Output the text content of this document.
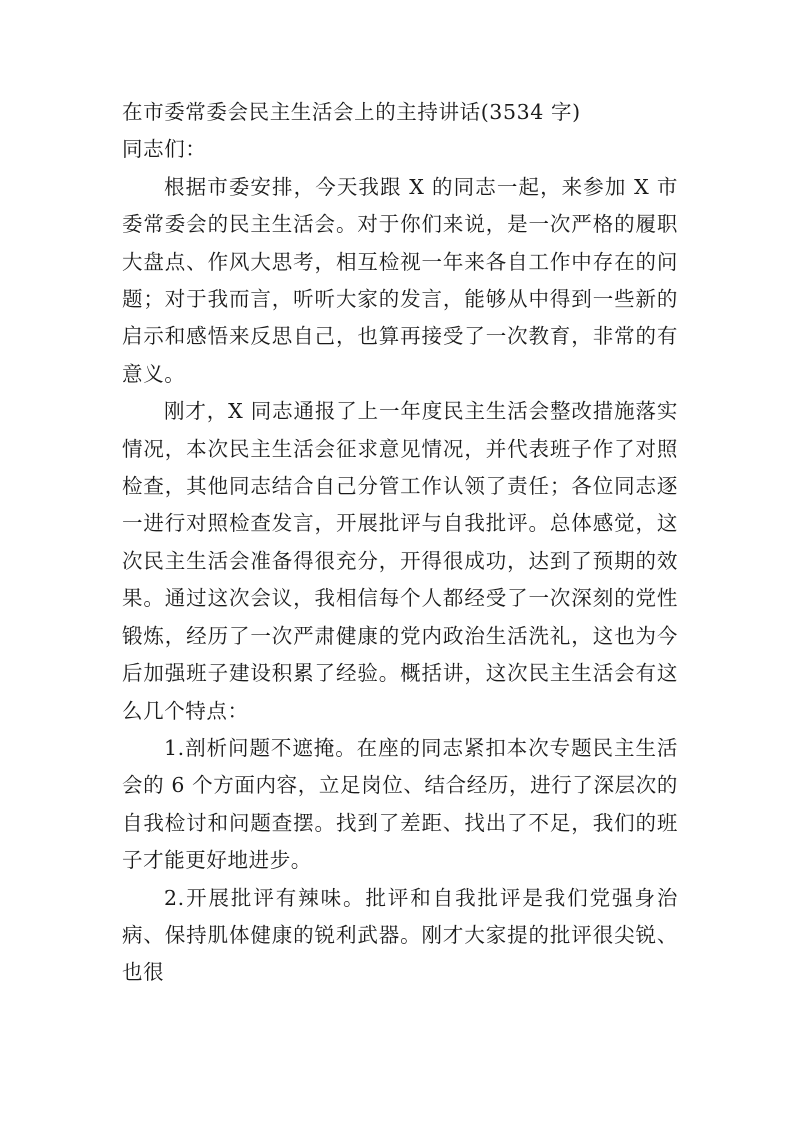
在市委常委会民主生活会上的主持讲话(3534 字)

同志们：

根据市委安排，今天我跟 X 的同志一起，来参加 X 市委常委会的民主生活会。对于你们来说，是一次严格的履职大盘点、作风大思考，相互检视一年来各自工作中存在的问题；对于我而言，听听大家的发言，能够从中得到一些新的启示和感悟来反思自己，也算再接受了一次教育，非常的有意义。

刚才，X 同志通报了上一年度民主生活会整改措施落实情况，本次民主生活会征求意见情况，并代表班子作了对照检查，其他同志结合自己分管工作认领了责任；各位同志逐一进行对照检查发言，开展批评与自我批评。总体感觉，这次民主生活会准备得很充分，开得很成功，达到了预期的效果。通过这次会议，我相信每个人都经受了一次深刻的党性锻炼，经历了一次严肃健康的党内政治生活洗礼，这也为今后加强班子建设积累了经验。概括讲，这次民主生活会有这么几个特点：

1.剖析问题不遮掩。在座的同志紧扣本次专题民主生活会的 6 个方面内容，立足岗位、结合经历，进行了深层次的自我检讨和问题查摆。找到了差距、找出了不足，我们的班子才能更好地进步。

2.开展批评有辣味。批评和自我批评是我们党强身治病、保持肌体健康的锐利武器。刚才大家提的批评很尖锐、也很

****************

- [TASK STATEMENT]: Give all the lines above again, character for character, without pictures.

- [OUTPUT FOR THIS EXERCISE]:
Output the text content of this document.
在市委常委会民主生活会上的主持讲话(3534 字)

同志们：

根据市委安排，今天我跟 X 的同志一起，来参加 X 市委常委会的民主生活会。对于你们来说，是一次严格的履职大盘点、作风大思考，相互检视一年来各自工作中存在的问题；对于我而言，听听大家的发言，能够从中得到一些新的启示和感悟来反思自己，也算再接受了一次教育，非常的有意义。

刚才，X 同志通报了上一年度民主生活会整改措施落实情况，本次民主生活会征求意见情况，并代表班子作了对照检查，其他同志结合自己分管工作认领了责任；各位同志逐一进行对照检查发言，开展批评与自我批评。总体感觉，这次民主生活会准备得很充分，开得很成功，达到了预期的效果。通过这次会议，我相信每个人都经受了一次深刻的党性锻炼，经历了一次严肃健康的党内政治生活洗礼，这也为今后加强班子建设积累了经验。概括讲，这次民主生活会有这么几个特点：

1.剖析问题不遮掩。在座的同志紧扣本次专题民主生活会的 6 个方面内容，立足岗位、结合经历，进行了深层次的自我检讨和问题查摆。找到了差距、找出了不足，我们的班子才能更好地进步。

2.开展批评有辣味。批评和自我批评是我们党强身治病、保持肌体健康的锐利武器。刚才大家提的批评很尖锐、也很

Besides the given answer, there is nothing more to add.